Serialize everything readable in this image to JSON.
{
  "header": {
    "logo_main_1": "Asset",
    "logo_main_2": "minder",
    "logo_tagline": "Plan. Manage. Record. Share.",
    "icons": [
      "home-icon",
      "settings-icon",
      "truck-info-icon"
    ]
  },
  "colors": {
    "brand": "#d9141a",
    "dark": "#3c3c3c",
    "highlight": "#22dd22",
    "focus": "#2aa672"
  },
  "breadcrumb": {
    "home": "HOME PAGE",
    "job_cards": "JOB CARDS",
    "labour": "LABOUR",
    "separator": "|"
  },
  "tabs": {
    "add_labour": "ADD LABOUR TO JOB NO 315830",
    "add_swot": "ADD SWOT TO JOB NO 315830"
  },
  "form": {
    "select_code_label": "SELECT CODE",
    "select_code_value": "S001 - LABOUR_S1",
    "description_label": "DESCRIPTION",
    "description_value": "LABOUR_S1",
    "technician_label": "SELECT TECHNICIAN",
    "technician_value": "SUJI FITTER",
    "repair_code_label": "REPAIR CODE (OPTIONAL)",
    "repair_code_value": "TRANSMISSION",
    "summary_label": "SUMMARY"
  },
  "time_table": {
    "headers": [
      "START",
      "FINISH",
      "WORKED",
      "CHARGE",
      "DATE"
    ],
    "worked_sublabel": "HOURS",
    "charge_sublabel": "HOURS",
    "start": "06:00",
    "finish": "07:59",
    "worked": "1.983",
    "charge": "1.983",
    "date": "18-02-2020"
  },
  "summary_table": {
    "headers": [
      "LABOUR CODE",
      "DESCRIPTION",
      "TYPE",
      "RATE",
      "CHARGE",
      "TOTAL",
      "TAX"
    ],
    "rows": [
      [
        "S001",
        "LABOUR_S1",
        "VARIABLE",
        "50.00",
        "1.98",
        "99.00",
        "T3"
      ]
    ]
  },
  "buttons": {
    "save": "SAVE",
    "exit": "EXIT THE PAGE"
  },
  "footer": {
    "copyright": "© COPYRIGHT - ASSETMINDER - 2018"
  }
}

» DIRECTIVE
Your reply is one number: how many lines of the records above contain the word "HOURS".

» ANSWER BELOW
2